----- PROVIDED RECORDS -----

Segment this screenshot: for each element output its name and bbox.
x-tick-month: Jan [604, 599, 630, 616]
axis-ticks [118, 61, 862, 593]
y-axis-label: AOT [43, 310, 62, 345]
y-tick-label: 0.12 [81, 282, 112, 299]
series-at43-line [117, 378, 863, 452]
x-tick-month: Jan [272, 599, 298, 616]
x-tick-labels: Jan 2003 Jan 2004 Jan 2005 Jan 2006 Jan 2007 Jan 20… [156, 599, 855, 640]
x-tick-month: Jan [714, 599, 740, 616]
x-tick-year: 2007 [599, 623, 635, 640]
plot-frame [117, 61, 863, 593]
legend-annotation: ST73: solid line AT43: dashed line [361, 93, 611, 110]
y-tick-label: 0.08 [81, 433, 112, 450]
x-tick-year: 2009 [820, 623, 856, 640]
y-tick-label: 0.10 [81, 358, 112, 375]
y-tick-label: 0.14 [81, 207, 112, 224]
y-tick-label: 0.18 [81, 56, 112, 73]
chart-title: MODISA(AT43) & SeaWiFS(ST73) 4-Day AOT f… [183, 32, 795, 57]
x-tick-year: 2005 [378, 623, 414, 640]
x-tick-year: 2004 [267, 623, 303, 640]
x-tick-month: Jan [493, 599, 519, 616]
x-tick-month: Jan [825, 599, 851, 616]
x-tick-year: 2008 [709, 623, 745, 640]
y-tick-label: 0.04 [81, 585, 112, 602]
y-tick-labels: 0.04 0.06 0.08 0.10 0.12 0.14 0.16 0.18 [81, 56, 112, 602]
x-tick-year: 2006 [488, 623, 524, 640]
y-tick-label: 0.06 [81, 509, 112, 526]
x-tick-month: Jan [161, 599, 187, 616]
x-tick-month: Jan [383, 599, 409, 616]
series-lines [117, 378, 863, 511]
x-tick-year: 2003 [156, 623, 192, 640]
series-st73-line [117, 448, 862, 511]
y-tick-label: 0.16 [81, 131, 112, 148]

-----

**WORK TO DO**
Can you update the material above so that every "x-tick-month" reads "x-month-tick", with everything else left unchanged?

**FINISHED TASK**
Segment this screenshot: for each element output its name and bbox.
x-month-tick: Jan [604, 599, 630, 616]
axis-ticks [118, 61, 862, 593]
y-axis-label: AOT [43, 310, 62, 345]
y-tick-label: 0.12 [81, 282, 112, 299]
series-at43-line [117, 378, 863, 452]
x-month-tick: Jan [272, 599, 298, 616]
x-tick-labels: Jan 2003 Jan 2004 Jan 2005 Jan 2006 Jan 2007 Jan 20… [156, 599, 855, 640]
x-month-tick: Jan [714, 599, 740, 616]
x-tick-year: 2007 [599, 623, 635, 640]
plot-frame [117, 61, 863, 593]
legend-annotation: ST73: solid line AT43: dashed line [361, 93, 611, 110]
y-tick-label: 0.08 [81, 433, 112, 450]
x-tick-year: 2009 [820, 623, 856, 640]
y-tick-label: 0.10 [81, 358, 112, 375]
y-tick-label: 0.14 [81, 207, 112, 224]
y-tick-label: 0.18 [81, 56, 112, 73]
chart-title: MODISA(AT43) & SeaWiFS(ST73) 4-Day AOT f… [183, 32, 795, 57]
x-tick-year: 2005 [378, 623, 414, 640]
x-tick-year: 2004 [267, 623, 303, 640]
x-month-tick: Jan [493, 599, 519, 616]
x-month-tick: Jan [825, 599, 851, 616]
x-tick-year: 2008 [709, 623, 745, 640]
y-tick-label: 0.04 [81, 585, 112, 602]
y-tick-labels: 0.04 0.06 0.08 0.10 0.12 0.14 0.16 0.18 [81, 56, 112, 602]
x-tick-year: 2006 [488, 623, 524, 640]
y-tick-label: 0.06 [81, 509, 112, 526]
x-month-tick: Jan [161, 599, 187, 616]
x-month-tick: Jan [383, 599, 409, 616]
series-lines [117, 378, 863, 511]
x-tick-year: 2003 [156, 623, 192, 640]
series-st73-line [117, 448, 862, 511]
y-tick-label: 0.16 [81, 131, 112, 148]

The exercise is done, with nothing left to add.